___ PAGE EXCERPT

Following his conversations with Alexander Milas of Space Rocks, an organisation that celebrates space exploration through multi-media art, Wilson originally toyed with the idea of creating music for a visual installation examining the ‘overview effect’: astronauts experiencing a profound psychological shift after returning to Earth. That notion morphed into a more traditional album format (with accompanying film) dealing with the enhanced perspectives of viewing our planet from space.

It’s a concept previously explored by Kate Bush on Hounds Of Love in The Ninth Wave, as she referenced Neil Armstrong’s moon landing epiphany (“My thumb blotted out the planet,” he marvelled) in Hello Earth. Here, Wilson nods towards author/astronomer Carl Sagan’s description of our world, appearing minuscule and vulnerable in a far distant Voyager 1-shot photograph, as a ‘Pale Blue Dot’. “The paleness and fragility/Of this I call home,” Wilson sings partway through Borrowed Atoms, encapsulating the theme of The Overview.

The first of the two song-suites, Objects Outlive Us, ushers in new collaborator Andy Partridge. A teen XTC fan and latterly reissue remixer of the band’s LPs, Wilson approached Partridge to contribute a lyric – for what became Objects: Meanwhile – juxtaposing images of everyday human activity with faraway cosmic events. Amid a swirl of acoustic guitars, piano and modular synth over a rolling 12/8 groove, Partridge employs perhaps oversimple rhymes but conjures up reliably striking imagery: groceries from a woman’s broken plastic bag tumbling to the ground “like star clusters smashing” and, elsewhere, an outage at a bank caused by the fact that “a solar flare blew out the power”.

It’s a highly effective third passage in the eight-part Objects Outlive Us that moves from the falsetto-voiced electronic curtain raiser No Monkey’s Paw to the thumping Queen chorale of The Buddha Of The Modern Age and on through the acoustic guitar arpeggios and Space Oddity Mellotron strings of The Cicerones. Then, it all goes a bit knowingly prog preposterous with the Earth-departing chant of Ark and the noodling, math metal madness of Cosmic Sons Of Toil. Finally, it cools into a reprise of the opening song’s melodic motif in the stately, atmospheric No Ghost On The Moor, in which Randy McStine offers an elegant solo, sounding like David Gilmour playing with appropriately infinite sustain.

Side Two’s 18-minute title track, meanwhile, starts off sounding like Autechre and ends up sounding like Rush. Reprising her role as narrator on The Harmony Codex, Wilson’s wife Rotem appears blankly intoning universal waypoints and increasingly impossible-to-grasp distances from Earth that read like astronomical poetry (“Ring nebula/Helix nebula/The spire”), travelling further and further out there through the zettametres and yottametres.

______
___ LISTED RECORDS

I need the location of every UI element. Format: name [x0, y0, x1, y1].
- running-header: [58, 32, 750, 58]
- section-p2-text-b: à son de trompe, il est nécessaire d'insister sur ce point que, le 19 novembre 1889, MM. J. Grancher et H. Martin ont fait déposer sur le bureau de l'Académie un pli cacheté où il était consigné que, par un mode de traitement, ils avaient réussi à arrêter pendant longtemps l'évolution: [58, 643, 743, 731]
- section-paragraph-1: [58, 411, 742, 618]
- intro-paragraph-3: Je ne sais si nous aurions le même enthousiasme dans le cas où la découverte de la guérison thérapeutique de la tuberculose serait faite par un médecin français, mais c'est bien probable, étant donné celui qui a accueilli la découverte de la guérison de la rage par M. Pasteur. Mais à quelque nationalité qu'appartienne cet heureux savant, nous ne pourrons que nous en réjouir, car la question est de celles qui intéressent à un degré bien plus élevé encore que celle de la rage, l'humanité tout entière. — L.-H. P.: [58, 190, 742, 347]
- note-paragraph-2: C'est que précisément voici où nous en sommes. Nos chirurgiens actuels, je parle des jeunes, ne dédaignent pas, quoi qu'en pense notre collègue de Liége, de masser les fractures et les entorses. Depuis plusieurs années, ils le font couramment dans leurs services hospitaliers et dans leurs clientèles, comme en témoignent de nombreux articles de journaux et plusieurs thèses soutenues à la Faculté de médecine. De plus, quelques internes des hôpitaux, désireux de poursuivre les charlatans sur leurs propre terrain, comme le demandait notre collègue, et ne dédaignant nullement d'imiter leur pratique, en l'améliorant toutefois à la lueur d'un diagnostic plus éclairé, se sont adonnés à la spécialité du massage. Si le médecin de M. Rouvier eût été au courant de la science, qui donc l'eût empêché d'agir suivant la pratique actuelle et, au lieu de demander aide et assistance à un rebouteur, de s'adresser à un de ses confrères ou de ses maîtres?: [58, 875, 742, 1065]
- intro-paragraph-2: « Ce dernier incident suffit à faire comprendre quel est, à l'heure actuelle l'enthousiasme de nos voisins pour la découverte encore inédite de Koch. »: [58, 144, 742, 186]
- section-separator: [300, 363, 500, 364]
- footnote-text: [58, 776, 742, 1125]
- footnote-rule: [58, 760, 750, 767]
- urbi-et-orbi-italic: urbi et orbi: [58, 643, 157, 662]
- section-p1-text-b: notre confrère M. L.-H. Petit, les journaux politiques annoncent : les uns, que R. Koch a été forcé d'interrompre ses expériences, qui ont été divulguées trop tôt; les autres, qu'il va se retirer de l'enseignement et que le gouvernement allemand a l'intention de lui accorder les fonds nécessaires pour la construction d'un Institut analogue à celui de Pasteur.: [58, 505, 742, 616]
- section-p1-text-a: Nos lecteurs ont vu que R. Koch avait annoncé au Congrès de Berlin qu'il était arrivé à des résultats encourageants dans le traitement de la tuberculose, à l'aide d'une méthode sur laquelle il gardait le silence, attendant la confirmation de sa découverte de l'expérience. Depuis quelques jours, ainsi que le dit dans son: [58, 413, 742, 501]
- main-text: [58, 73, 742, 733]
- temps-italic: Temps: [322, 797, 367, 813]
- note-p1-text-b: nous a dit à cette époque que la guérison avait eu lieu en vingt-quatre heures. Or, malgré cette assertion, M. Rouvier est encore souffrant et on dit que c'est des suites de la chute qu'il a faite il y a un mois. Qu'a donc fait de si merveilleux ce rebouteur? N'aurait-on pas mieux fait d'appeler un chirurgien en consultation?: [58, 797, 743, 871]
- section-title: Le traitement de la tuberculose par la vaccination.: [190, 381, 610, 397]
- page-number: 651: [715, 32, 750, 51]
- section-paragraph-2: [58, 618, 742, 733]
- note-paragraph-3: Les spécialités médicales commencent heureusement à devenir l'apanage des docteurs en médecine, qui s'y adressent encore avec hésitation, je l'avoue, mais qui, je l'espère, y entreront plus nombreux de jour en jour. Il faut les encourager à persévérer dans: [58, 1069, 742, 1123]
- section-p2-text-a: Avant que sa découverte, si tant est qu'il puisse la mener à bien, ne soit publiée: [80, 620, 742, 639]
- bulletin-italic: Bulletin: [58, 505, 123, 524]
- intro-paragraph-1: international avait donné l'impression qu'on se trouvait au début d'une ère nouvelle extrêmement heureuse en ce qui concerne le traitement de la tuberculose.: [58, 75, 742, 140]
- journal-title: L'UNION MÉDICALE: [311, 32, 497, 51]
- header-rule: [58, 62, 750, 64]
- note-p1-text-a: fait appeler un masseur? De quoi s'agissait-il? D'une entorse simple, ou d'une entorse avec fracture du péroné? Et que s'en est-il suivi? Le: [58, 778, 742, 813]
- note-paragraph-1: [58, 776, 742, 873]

______
___ LISTED RECORDS

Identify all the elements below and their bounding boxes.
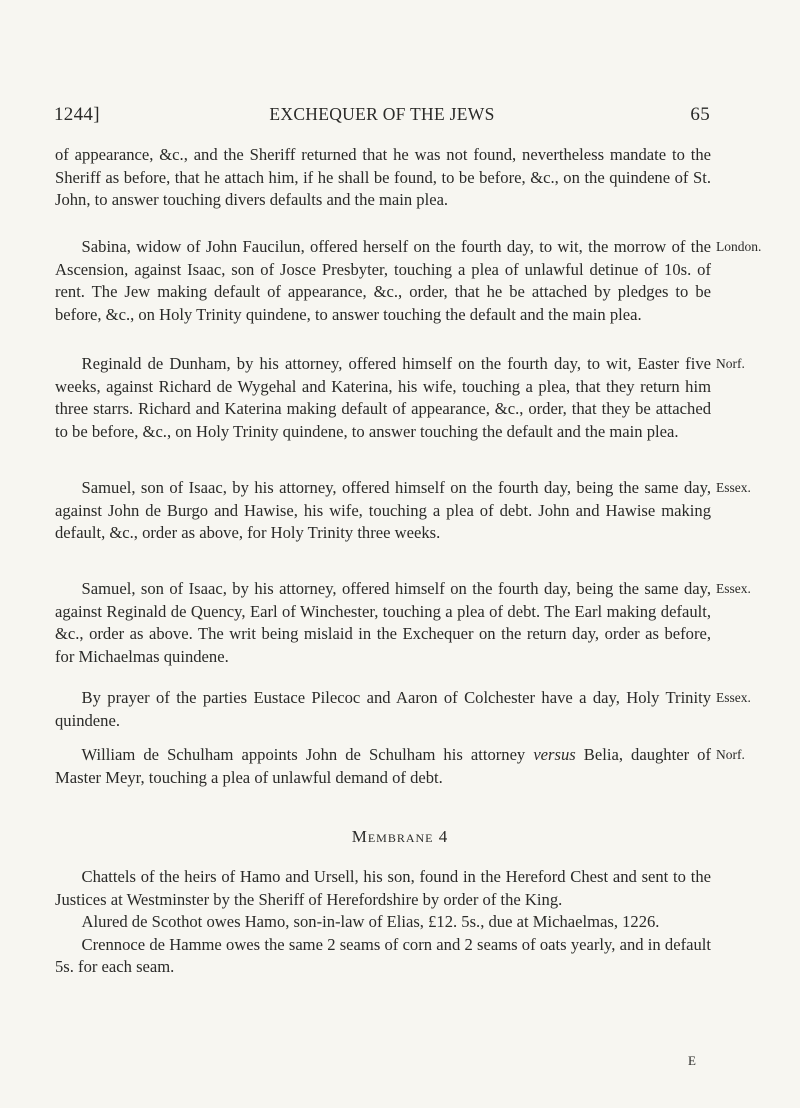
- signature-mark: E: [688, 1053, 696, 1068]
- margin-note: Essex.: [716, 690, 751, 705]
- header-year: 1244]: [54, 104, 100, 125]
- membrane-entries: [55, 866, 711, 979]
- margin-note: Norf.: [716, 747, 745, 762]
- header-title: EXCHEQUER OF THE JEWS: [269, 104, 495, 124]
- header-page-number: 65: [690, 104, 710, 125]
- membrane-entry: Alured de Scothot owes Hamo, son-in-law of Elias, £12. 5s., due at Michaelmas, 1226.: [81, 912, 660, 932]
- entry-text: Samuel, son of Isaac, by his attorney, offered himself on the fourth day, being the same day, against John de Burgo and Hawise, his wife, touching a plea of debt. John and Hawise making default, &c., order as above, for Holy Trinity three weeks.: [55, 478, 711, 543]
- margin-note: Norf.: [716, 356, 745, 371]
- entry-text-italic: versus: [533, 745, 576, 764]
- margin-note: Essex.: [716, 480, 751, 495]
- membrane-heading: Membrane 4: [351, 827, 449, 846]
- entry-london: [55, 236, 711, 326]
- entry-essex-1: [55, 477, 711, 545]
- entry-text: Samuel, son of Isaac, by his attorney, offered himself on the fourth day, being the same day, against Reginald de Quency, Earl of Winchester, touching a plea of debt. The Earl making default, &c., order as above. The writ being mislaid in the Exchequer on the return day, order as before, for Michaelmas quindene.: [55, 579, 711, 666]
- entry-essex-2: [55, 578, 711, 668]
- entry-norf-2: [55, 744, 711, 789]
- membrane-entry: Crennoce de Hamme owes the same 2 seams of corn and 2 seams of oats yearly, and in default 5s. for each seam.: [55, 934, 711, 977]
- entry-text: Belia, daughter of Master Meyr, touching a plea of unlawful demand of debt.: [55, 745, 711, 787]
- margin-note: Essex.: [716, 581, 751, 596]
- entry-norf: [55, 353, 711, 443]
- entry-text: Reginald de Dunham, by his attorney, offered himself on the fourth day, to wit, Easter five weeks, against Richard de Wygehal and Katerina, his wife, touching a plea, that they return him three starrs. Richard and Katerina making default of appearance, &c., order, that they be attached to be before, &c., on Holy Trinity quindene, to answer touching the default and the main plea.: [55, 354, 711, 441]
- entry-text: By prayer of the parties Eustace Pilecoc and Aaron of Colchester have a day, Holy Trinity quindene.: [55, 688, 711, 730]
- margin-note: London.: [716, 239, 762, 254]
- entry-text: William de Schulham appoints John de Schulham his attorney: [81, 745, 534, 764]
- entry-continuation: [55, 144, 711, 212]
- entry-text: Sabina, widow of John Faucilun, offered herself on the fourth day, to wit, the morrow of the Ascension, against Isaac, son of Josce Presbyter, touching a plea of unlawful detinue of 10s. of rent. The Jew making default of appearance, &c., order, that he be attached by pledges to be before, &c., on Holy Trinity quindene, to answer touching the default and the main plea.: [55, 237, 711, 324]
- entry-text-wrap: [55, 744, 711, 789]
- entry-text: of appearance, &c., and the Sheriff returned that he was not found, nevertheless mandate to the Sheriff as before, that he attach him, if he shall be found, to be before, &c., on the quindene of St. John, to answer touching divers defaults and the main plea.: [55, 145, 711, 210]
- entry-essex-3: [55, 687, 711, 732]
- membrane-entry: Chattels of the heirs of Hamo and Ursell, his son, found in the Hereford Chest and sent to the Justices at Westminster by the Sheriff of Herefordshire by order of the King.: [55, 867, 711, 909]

______

■ **PROMPT**: In one to three sentences, explain what the album review says caused the bank outage in Partridge's lyric.

■ **SOLUTION TO THIS EXERCISE**: In Partridge's lyric for Objects: Meanwhile, the bank outage happens because "a solar flare blew out the power." The review cites it as one of the lyric's striking images, which set everyday human activity against faraway cosmic events.